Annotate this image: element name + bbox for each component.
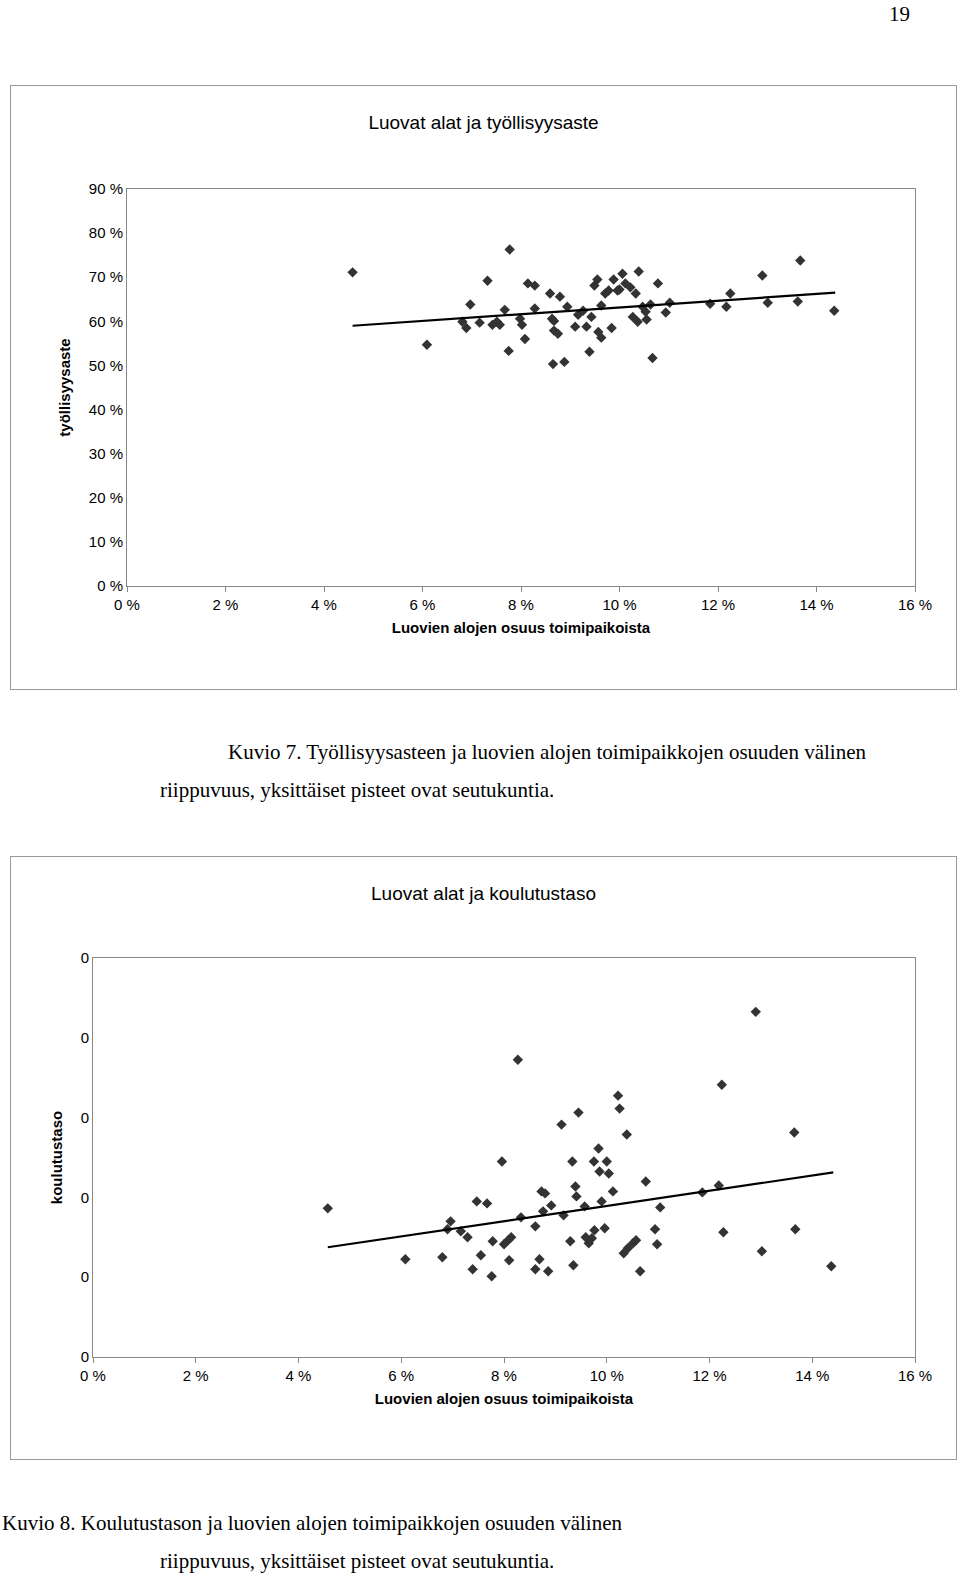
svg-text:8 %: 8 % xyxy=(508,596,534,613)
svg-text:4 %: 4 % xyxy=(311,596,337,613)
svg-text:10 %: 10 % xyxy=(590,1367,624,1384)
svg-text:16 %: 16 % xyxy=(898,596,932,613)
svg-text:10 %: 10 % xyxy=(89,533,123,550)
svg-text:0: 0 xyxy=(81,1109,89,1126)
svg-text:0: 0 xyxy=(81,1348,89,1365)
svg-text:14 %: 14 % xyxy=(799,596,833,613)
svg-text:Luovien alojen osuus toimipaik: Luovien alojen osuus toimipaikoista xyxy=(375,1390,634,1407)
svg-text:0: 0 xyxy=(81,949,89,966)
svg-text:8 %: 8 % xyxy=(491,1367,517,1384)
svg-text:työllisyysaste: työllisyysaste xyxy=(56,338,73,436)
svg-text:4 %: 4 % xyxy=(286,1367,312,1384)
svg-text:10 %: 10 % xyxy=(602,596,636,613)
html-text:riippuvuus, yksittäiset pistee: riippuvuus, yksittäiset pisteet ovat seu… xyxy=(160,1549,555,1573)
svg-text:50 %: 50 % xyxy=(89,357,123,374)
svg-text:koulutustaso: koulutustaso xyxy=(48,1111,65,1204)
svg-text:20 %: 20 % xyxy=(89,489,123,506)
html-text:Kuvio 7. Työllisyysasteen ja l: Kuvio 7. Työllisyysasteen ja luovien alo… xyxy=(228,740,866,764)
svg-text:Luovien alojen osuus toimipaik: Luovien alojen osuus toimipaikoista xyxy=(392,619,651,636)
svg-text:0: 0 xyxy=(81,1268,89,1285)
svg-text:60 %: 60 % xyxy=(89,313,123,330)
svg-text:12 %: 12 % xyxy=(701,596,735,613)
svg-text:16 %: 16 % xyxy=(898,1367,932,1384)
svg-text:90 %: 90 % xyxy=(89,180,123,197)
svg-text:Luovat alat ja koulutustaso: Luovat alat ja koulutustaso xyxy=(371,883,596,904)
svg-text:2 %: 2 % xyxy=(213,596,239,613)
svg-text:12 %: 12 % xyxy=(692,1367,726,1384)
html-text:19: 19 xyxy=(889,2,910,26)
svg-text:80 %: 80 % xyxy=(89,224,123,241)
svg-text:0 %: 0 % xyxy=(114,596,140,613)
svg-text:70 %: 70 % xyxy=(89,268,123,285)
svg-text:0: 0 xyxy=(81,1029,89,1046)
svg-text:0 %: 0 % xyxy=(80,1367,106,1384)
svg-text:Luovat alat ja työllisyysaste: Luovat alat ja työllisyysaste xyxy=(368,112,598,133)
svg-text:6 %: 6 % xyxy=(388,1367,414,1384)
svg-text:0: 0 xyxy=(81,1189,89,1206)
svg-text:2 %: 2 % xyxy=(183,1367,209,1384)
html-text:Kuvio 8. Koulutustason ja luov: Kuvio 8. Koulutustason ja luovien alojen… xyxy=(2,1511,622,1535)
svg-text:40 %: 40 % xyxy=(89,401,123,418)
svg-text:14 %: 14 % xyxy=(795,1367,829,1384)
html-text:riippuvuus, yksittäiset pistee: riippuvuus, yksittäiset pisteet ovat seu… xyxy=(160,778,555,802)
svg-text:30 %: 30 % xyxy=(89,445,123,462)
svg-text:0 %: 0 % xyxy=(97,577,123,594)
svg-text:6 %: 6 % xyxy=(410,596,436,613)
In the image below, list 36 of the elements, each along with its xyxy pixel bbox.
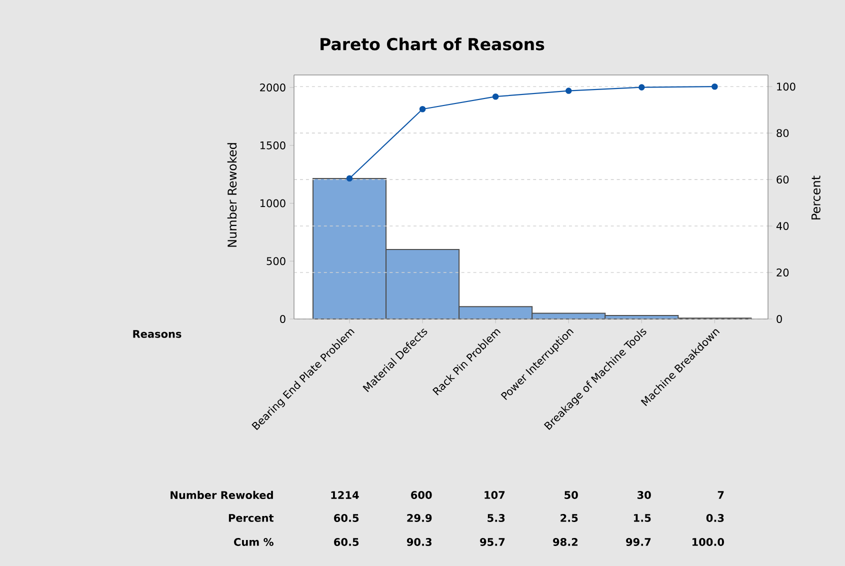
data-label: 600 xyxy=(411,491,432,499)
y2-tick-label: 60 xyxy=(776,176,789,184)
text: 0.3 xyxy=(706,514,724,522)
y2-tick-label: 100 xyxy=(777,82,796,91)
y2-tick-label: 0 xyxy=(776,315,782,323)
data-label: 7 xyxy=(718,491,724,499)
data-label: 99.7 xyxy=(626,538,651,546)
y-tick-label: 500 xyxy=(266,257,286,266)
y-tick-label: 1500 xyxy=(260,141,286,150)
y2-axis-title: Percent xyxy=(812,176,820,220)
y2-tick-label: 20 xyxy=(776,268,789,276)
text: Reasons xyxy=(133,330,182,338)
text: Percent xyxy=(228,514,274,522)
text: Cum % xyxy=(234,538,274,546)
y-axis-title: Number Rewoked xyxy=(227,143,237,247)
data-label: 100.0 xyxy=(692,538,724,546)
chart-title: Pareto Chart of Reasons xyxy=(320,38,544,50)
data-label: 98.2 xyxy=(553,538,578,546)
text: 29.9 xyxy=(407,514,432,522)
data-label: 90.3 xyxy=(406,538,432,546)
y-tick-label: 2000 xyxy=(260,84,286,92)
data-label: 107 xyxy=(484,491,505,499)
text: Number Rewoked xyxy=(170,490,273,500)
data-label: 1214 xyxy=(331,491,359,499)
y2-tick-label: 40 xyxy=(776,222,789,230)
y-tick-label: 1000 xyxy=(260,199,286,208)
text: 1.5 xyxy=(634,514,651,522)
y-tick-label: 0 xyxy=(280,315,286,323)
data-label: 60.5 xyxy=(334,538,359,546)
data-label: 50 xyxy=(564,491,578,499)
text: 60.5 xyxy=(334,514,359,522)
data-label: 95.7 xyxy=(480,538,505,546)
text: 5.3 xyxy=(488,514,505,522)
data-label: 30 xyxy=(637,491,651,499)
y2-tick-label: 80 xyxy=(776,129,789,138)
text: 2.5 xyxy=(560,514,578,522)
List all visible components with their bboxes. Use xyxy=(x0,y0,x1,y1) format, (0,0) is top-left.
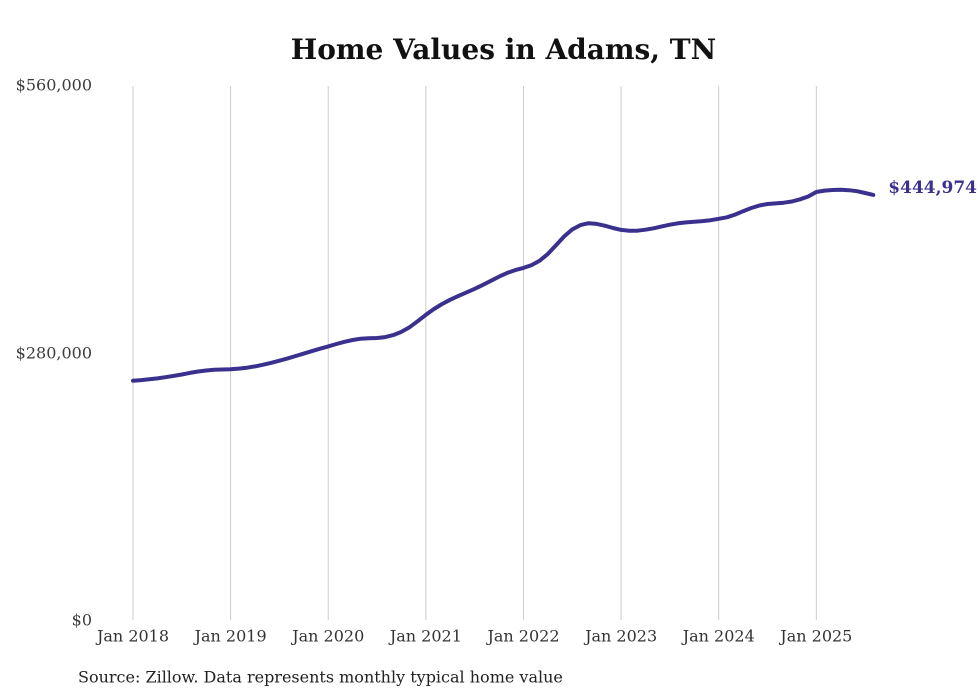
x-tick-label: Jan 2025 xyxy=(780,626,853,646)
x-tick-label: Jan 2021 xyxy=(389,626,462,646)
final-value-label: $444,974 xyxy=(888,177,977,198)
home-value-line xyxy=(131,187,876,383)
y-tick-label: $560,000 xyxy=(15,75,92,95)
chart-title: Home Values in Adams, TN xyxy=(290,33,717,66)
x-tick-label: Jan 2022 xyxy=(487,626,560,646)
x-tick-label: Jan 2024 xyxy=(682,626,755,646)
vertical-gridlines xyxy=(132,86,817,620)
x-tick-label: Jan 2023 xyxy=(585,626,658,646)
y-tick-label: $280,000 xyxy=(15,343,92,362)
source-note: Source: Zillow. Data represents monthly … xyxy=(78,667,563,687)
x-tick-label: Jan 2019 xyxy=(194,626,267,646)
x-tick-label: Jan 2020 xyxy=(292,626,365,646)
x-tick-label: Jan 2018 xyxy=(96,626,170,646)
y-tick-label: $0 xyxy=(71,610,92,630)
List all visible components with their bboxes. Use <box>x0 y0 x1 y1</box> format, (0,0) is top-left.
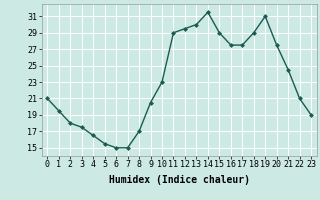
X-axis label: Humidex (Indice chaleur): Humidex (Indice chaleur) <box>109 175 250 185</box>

++++++++

DIRECTIVE:
Copy every line of the records above word for word, omitting the pictures.

CORRECT RESULT:
Annotate this image: element name + bbox for each component.
svg-text:8 %: 8 % xyxy=(508,596,534,613)
svg-text:4 %: 4 % xyxy=(311,596,337,613)
svg-text:10 %: 10 % xyxy=(590,1367,624,1384)
svg-text:16 %: 16 % xyxy=(898,596,932,613)
svg-text:10 %: 10 % xyxy=(89,533,123,550)
svg-text:0: 0 xyxy=(81,1109,89,1126)
svg-text:0: 0 xyxy=(81,1348,89,1365)
svg-text:14 %: 14 % xyxy=(799,596,833,613)
svg-text:Luovien alojen osuus toimipaik: Luovien alojen osuus toimipaikoista xyxy=(375,1390,634,1407)
svg-text:0: 0 xyxy=(81,949,89,966)
svg-text:8 %: 8 % xyxy=(491,1367,517,1384)
svg-text:työllisyysaste: työllisyysaste xyxy=(56,338,73,436)
svg-text:4 %: 4 % xyxy=(286,1367,312,1384)
svg-text:10 %: 10 % xyxy=(602,596,636,613)
html-text:riippuvuus, yksittäiset pistee: riippuvuus, yksittäiset pisteet ovat seu… xyxy=(160,1549,555,1573)
svg-text:50 %: 50 % xyxy=(89,357,123,374)
svg-text:koulutustaso: koulutustaso xyxy=(48,1111,65,1204)
svg-text:20 %: 20 % xyxy=(89,489,123,506)
html-text:Kuvio 7. Työllisyysasteen ja l: Kuvio 7. Työllisyysasteen ja luovien alo… xyxy=(228,740,866,764)
svg-text:Luovien alojen osuus toimipaik: Luovien alojen osuus toimipaikoista xyxy=(392,619,651,636)
svg-text:0: 0 xyxy=(81,1268,89,1285)
svg-text:60 %: 60 % xyxy=(89,313,123,330)
svg-text:12 %: 12 % xyxy=(701,596,735,613)
svg-text:16 %: 16 % xyxy=(898,1367,932,1384)
svg-text:90 %: 90 % xyxy=(89,180,123,197)
svg-text:Luovat alat ja koulutustaso: Luovat alat ja koulutustaso xyxy=(371,883,596,904)
svg-text:2 %: 2 % xyxy=(213,596,239,613)
svg-text:12 %: 12 % xyxy=(692,1367,726,1384)
html-text:19: 19 xyxy=(889,2,910,26)
svg-text:80 %: 80 % xyxy=(89,224,123,241)
svg-text:0 %: 0 % xyxy=(114,596,140,613)
svg-text:70 %: 70 % xyxy=(89,268,123,285)
svg-text:0: 0 xyxy=(81,1029,89,1046)
svg-text:0 %: 0 % xyxy=(80,1367,106,1384)
svg-text:Luovat alat ja työllisyysaste: Luovat alat ja työllisyysaste xyxy=(368,112,598,133)
svg-text:6 %: 6 % xyxy=(388,1367,414,1384)
svg-text:0: 0 xyxy=(81,1189,89,1206)
svg-text:2 %: 2 % xyxy=(183,1367,209,1384)
html-text:Kuvio 8. Koulutustason ja luov: Kuvio 8. Koulutustason ja luovien alojen… xyxy=(2,1511,622,1535)
svg-text:40 %: 40 % xyxy=(89,401,123,418)
svg-text:14 %: 14 % xyxy=(795,1367,829,1384)
html-text:riippuvuus, yksittäiset pistee: riippuvuus, yksittäiset pisteet ovat seu… xyxy=(160,778,555,802)
svg-text:30 %: 30 % xyxy=(89,445,123,462)
svg-text:0 %: 0 % xyxy=(97,577,123,594)
svg-text:6 %: 6 % xyxy=(410,596,436,613)
In the image below, list 36 of the elements, each along with its xyxy pixel bbox.
data-label: 600 xyxy=(411,491,432,499)
y2-tick-label: 60 xyxy=(776,176,789,184)
text: 0.3 xyxy=(706,514,724,522)
y2-tick-label: 100 xyxy=(777,82,796,91)
y2-tick-label: 0 xyxy=(776,315,782,323)
data-label: 7 xyxy=(718,491,724,499)
data-label: 99.7 xyxy=(626,538,651,546)
y-tick-label: 500 xyxy=(266,257,286,266)
y-tick-label: 1500 xyxy=(260,141,286,150)
y2-axis-title: Percent xyxy=(812,176,820,220)
y2-tick-label: 20 xyxy=(776,268,789,276)
text: Reasons xyxy=(133,330,182,338)
text: Percent xyxy=(228,514,274,522)
text: Cum % xyxy=(234,538,274,546)
y-axis-title: Number Rewoked xyxy=(227,143,237,247)
data-label: 100.0 xyxy=(692,538,724,546)
chart-title: Pareto Chart of Reasons xyxy=(320,38,544,50)
data-label: 98.2 xyxy=(553,538,578,546)
text: 29.9 xyxy=(407,514,432,522)
data-label: 90.3 xyxy=(406,538,432,546)
y-tick-label: 2000 xyxy=(260,84,286,92)
data-label: 107 xyxy=(484,491,505,499)
text: Number Rewoked xyxy=(170,490,273,500)
data-label: 1214 xyxy=(331,491,359,499)
y2-tick-label: 40 xyxy=(776,222,789,230)
y-tick-label: 1000 xyxy=(260,199,286,208)
text: 1.5 xyxy=(634,514,651,522)
y-tick-label: 0 xyxy=(280,315,286,323)
data-label: 60.5 xyxy=(334,538,359,546)
data-label: 50 xyxy=(564,491,578,499)
text: 60.5 xyxy=(334,514,359,522)
data-label: 95.7 xyxy=(480,538,505,546)
text: 5.3 xyxy=(488,514,505,522)
data-label: 30 xyxy=(637,491,651,499)
y2-tick-label: 80 xyxy=(776,129,789,138)
text: 2.5 xyxy=(560,514,578,522)
List all visible components with their bboxes. Use xyxy=(x0,y0,x1,y1) format, (0,0) is top-left.
x-tick-label: Jan 2025 xyxy=(780,626,853,646)
x-tick-label: Jan 2021 xyxy=(389,626,462,646)
final-value-label: $444,974 xyxy=(888,177,977,198)
home-value-line xyxy=(131,187,876,383)
y-tick-label: $560,000 xyxy=(15,75,92,95)
chart-title: Home Values in Adams, TN xyxy=(290,33,717,66)
x-tick-label: Jan 2022 xyxy=(487,626,560,646)
x-tick-label: Jan 2024 xyxy=(682,626,755,646)
vertical-gridlines xyxy=(132,86,817,620)
x-tick-label: Jan 2023 xyxy=(585,626,658,646)
y-tick-label: $280,000 xyxy=(15,343,92,362)
source-note: Source: Zillow. Data represents monthly … xyxy=(78,667,563,687)
x-tick-label: Jan 2019 xyxy=(194,626,267,646)
x-tick-label: Jan 2020 xyxy=(292,626,365,646)
x-tick-label: Jan 2018 xyxy=(96,626,170,646)
y-tick-label: $0 xyxy=(71,610,92,630)
List all visible components with their bboxes. Use <box>x0 y0 x1 y1</box> format, (0,0) is top-left.
X-axis label: Humidex (Indice chaleur): Humidex (Indice chaleur) <box>109 175 250 185</box>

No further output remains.